- **DESCRIPTION OF THE TASK**
How many lines in the records below hold the string "природою"? Answer with the number alone.

Records from a data collection:
§
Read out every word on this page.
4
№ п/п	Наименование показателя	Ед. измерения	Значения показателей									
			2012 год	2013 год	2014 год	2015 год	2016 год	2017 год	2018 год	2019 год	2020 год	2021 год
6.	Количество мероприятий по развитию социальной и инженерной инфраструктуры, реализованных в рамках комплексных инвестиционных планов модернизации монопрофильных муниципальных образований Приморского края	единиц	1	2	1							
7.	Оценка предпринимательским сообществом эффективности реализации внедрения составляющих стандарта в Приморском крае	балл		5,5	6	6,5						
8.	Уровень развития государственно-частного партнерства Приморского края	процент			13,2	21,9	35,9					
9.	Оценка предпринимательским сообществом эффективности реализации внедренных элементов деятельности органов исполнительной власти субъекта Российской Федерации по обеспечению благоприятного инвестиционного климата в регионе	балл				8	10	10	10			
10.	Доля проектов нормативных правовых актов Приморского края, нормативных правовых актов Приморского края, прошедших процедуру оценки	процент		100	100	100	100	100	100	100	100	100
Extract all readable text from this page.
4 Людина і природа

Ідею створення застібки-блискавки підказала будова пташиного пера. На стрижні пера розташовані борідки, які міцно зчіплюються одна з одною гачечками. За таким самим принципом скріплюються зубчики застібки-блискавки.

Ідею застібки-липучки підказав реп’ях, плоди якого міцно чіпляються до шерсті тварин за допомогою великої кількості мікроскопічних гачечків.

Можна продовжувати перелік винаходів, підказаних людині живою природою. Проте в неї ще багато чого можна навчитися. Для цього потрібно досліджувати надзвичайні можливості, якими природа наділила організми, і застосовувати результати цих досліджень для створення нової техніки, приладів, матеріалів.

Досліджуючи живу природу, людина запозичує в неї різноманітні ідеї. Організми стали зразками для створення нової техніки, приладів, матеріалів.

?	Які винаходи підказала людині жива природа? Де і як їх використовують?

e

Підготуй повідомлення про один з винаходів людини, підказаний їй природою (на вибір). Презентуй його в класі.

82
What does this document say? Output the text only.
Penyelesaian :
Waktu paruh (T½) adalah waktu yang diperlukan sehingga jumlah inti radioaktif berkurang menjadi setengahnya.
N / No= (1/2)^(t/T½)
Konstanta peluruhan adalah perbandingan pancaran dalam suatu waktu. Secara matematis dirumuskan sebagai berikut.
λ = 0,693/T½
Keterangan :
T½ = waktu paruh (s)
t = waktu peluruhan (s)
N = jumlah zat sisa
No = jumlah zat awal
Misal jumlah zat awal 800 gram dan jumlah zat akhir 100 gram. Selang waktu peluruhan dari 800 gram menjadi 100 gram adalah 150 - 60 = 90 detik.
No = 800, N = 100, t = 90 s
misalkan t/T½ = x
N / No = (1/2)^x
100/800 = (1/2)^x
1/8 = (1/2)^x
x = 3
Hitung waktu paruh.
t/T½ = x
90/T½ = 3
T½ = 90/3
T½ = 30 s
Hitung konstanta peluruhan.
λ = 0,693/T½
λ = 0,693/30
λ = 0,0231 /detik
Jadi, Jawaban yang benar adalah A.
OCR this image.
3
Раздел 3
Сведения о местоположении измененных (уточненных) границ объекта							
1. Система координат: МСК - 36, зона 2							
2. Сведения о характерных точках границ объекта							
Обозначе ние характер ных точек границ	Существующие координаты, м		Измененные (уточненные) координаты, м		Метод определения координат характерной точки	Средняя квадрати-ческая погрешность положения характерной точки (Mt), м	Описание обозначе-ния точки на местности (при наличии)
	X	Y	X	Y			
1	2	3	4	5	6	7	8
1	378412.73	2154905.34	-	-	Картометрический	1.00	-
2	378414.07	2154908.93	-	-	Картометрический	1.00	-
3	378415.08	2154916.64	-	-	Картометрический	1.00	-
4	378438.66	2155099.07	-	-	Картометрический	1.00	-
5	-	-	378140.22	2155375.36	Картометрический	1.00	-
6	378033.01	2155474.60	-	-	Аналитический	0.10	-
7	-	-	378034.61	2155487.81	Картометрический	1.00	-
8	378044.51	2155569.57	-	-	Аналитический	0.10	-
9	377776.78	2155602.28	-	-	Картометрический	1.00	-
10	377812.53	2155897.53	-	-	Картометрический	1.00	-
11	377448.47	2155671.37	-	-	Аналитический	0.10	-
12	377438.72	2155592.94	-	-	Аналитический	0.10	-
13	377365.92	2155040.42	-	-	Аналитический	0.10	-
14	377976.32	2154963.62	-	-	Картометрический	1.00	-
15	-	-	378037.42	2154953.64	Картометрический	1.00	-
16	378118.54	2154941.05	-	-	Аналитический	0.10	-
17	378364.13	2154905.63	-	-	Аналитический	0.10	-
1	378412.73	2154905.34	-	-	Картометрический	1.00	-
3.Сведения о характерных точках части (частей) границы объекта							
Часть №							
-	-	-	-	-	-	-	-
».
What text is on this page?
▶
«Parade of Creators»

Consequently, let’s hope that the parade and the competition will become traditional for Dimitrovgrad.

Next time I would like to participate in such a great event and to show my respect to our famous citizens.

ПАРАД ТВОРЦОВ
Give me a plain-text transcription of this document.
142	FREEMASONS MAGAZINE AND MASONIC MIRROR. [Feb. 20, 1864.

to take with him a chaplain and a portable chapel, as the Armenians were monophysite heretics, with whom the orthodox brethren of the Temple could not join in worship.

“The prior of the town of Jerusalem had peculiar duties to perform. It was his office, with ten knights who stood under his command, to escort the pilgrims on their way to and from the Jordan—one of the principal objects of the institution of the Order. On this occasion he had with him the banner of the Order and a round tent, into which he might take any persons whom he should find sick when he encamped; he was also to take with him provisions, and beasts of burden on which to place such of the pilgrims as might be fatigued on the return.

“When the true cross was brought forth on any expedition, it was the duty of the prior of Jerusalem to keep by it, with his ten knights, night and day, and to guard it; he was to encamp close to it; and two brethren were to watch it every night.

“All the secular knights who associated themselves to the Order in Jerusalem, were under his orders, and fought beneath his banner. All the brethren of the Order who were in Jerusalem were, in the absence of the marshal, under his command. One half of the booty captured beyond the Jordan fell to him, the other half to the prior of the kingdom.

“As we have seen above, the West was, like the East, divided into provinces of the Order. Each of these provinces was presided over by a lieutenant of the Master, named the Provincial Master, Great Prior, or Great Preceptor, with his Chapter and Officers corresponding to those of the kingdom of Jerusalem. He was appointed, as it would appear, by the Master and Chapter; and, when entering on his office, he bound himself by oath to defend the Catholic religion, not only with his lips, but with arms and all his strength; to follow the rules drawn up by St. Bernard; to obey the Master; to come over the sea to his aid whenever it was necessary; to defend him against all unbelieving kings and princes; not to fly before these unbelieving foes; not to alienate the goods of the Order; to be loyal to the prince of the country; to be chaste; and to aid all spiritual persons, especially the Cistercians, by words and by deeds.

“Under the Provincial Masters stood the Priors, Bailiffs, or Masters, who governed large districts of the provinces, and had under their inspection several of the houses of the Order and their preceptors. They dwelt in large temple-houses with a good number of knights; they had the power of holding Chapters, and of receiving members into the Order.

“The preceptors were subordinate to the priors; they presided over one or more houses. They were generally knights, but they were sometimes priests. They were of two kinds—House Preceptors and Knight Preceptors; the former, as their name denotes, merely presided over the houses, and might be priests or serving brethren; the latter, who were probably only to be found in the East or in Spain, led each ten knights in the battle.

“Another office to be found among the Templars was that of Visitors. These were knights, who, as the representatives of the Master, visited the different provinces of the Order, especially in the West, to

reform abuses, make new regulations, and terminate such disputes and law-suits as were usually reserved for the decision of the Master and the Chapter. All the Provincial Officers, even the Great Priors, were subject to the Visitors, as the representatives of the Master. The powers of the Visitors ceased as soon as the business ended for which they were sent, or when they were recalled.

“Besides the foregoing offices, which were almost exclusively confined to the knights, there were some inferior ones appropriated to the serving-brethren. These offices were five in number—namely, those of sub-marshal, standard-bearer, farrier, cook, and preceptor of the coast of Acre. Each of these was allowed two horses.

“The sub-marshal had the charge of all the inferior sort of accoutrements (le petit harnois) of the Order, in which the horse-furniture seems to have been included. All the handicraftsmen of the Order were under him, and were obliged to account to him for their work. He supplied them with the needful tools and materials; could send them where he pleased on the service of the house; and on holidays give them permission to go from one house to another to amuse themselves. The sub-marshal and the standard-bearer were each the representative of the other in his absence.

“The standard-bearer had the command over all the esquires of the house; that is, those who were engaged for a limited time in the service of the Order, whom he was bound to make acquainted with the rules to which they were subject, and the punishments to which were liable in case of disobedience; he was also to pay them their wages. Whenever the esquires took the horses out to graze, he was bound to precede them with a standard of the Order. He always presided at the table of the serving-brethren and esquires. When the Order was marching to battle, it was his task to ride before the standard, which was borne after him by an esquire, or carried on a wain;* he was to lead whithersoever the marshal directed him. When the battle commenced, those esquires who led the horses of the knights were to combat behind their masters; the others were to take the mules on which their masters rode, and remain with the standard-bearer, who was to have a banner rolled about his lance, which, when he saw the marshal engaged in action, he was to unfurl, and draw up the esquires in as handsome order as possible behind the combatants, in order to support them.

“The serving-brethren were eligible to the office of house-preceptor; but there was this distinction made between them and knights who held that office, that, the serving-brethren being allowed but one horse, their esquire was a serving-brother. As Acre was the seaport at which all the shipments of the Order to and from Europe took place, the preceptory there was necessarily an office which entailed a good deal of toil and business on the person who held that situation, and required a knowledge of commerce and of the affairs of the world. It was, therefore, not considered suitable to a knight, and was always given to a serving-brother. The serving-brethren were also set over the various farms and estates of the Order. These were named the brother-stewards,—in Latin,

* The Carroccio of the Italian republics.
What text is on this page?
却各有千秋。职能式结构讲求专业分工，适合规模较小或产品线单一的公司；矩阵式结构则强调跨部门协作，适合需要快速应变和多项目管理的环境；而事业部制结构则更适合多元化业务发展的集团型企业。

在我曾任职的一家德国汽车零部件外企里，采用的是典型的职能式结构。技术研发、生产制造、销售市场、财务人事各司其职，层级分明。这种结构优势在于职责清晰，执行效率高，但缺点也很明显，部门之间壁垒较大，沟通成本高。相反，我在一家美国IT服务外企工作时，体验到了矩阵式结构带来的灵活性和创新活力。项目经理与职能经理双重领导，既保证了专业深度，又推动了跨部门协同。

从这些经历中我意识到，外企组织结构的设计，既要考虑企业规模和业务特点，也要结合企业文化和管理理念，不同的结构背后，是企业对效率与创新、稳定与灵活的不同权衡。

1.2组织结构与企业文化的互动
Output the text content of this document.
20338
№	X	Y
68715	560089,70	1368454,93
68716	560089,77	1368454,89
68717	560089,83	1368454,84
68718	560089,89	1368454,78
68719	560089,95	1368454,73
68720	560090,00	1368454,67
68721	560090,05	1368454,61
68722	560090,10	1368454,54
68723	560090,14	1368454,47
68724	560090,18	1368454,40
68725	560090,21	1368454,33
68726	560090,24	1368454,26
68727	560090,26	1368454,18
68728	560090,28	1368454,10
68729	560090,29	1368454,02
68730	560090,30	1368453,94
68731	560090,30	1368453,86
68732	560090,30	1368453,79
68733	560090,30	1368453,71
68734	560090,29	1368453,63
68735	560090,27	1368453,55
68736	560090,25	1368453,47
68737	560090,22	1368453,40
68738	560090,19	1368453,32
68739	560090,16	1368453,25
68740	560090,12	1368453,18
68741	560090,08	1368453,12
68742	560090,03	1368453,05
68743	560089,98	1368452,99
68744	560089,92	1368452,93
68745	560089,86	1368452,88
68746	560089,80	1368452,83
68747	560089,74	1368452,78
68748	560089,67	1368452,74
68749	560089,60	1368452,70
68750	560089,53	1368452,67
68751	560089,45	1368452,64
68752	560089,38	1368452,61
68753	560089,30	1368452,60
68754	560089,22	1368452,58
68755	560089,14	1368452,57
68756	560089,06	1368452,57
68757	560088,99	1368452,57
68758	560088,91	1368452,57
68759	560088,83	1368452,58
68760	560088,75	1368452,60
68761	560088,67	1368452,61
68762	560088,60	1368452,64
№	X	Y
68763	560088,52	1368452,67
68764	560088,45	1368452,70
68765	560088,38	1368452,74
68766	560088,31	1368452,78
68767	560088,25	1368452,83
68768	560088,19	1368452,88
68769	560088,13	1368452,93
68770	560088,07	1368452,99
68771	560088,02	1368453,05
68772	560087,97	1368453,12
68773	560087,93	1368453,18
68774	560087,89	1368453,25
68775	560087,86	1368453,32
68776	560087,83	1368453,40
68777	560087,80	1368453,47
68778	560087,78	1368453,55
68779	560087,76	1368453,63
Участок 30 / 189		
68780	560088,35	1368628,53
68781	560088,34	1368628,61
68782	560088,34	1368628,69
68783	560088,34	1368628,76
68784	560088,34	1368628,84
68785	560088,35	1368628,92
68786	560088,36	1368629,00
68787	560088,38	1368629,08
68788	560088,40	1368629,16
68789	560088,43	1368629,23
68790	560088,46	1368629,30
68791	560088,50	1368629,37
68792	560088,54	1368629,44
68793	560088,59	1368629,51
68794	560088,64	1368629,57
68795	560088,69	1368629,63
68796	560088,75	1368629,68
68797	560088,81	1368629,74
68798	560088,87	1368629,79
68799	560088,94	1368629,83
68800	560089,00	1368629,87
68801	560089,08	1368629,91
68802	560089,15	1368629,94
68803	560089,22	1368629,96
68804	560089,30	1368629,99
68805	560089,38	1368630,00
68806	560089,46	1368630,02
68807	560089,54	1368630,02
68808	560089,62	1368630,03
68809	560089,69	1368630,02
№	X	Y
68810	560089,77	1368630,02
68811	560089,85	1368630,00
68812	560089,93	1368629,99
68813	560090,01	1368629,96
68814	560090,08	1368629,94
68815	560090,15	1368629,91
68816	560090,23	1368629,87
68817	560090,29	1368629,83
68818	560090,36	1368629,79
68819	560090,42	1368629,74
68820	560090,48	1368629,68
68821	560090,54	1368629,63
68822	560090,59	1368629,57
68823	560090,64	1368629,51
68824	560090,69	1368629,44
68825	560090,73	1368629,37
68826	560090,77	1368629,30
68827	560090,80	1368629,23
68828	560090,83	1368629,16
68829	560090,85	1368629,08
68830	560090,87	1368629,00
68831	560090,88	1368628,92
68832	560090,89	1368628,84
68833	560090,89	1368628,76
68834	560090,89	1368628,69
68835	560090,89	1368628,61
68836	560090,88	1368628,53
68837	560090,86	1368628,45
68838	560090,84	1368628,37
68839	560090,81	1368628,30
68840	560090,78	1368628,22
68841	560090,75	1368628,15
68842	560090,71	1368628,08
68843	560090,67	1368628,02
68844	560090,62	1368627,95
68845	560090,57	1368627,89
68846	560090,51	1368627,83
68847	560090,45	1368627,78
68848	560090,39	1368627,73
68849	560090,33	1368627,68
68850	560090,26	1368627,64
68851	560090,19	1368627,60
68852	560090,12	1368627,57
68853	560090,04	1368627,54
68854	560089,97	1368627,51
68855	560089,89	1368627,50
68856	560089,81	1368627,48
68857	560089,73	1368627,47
§
- **ANSWER IN FULL**
2